→ SUPPLIED MATERIAL
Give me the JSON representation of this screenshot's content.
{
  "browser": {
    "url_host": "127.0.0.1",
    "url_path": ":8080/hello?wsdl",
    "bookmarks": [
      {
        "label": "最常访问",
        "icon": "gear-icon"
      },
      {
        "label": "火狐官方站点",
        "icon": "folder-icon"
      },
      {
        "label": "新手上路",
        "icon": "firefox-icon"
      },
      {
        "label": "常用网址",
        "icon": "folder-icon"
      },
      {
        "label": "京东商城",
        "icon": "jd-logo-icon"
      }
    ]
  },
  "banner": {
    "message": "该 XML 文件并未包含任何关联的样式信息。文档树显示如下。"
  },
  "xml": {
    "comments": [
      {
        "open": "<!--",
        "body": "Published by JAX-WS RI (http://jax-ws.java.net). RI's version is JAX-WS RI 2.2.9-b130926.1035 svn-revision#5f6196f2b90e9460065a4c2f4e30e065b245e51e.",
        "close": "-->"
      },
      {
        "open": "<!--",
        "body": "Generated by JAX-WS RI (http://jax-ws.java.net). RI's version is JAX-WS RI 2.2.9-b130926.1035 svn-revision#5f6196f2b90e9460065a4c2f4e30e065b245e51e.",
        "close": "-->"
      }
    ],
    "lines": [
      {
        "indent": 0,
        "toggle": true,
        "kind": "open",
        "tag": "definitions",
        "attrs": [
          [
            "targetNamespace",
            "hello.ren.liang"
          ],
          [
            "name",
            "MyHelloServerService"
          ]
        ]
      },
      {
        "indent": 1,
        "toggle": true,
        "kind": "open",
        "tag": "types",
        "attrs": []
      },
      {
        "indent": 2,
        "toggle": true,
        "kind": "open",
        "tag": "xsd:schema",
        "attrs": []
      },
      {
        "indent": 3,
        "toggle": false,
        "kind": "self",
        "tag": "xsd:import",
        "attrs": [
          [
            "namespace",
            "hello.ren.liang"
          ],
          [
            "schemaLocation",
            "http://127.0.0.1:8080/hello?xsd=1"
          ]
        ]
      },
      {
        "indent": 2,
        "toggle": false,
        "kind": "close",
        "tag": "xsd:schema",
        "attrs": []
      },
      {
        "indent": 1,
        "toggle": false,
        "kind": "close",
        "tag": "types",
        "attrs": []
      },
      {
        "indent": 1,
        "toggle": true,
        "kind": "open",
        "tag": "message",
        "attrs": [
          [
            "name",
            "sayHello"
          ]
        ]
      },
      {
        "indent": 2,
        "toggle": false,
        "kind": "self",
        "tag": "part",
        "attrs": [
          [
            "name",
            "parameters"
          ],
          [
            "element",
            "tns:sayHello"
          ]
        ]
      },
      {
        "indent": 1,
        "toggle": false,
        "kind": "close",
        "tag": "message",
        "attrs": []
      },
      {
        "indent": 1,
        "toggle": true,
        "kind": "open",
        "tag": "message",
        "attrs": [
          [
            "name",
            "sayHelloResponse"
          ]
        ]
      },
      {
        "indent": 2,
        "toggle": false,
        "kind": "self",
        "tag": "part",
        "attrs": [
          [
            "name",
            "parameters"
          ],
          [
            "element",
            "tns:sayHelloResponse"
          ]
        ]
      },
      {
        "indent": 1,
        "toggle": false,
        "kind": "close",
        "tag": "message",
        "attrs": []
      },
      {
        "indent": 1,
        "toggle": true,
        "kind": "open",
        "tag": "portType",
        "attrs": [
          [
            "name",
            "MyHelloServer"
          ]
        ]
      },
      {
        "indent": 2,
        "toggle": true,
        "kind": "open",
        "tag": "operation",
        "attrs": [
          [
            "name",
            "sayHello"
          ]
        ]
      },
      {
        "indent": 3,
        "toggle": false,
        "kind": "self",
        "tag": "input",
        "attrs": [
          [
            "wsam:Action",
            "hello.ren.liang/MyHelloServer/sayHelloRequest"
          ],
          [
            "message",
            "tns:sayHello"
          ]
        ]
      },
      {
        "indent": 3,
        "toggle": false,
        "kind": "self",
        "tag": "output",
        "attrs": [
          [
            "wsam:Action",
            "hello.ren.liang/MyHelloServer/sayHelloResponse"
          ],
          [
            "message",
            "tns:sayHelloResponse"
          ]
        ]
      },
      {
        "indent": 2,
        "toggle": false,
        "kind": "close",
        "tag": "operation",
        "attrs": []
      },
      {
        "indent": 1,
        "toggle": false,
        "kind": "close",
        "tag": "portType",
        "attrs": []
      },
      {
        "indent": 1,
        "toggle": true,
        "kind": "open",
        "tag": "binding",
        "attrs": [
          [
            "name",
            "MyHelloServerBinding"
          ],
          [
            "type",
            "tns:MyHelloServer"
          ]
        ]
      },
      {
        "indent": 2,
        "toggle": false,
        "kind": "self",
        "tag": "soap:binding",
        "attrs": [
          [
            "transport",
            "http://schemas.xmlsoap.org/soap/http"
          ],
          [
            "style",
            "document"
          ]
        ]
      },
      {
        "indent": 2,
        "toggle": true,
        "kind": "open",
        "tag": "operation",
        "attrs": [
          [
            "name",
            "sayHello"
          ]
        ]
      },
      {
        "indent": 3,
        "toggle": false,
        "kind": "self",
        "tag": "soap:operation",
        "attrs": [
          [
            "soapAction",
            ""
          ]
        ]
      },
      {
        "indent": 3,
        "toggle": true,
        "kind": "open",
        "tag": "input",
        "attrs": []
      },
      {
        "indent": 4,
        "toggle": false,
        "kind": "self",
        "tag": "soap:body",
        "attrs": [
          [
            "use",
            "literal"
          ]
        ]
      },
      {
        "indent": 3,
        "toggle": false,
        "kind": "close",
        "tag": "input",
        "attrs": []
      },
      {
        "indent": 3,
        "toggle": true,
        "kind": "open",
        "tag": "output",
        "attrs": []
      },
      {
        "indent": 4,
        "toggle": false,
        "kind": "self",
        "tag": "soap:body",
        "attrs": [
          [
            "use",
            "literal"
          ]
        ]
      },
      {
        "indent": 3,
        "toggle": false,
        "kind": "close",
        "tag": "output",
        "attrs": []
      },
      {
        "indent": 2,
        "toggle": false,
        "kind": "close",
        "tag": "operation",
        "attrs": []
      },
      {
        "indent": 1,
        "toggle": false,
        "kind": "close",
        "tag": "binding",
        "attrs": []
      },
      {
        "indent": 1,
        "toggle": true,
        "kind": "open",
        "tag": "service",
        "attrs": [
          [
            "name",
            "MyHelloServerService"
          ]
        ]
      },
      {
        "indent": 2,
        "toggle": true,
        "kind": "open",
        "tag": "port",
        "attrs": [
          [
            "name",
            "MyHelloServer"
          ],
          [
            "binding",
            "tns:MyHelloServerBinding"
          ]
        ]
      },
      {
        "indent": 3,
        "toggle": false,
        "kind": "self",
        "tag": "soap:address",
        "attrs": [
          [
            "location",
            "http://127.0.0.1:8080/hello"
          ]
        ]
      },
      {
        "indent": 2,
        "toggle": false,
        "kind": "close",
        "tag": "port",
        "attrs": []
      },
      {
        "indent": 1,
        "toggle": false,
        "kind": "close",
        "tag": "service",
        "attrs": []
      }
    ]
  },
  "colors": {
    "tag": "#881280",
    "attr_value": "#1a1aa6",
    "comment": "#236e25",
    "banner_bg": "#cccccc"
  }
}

→ SHORT PROBLEM
Extract from the data every line where "liang" shows up.

→ WRITTEN RESPONSE
            "hello.ren.liang"
            "hello.ren.liang"
            "hello.ren.liang/MyHelloServer/sayHelloRequest"
            "hello.ren.liang/MyHelloServer/sayHelloResponse"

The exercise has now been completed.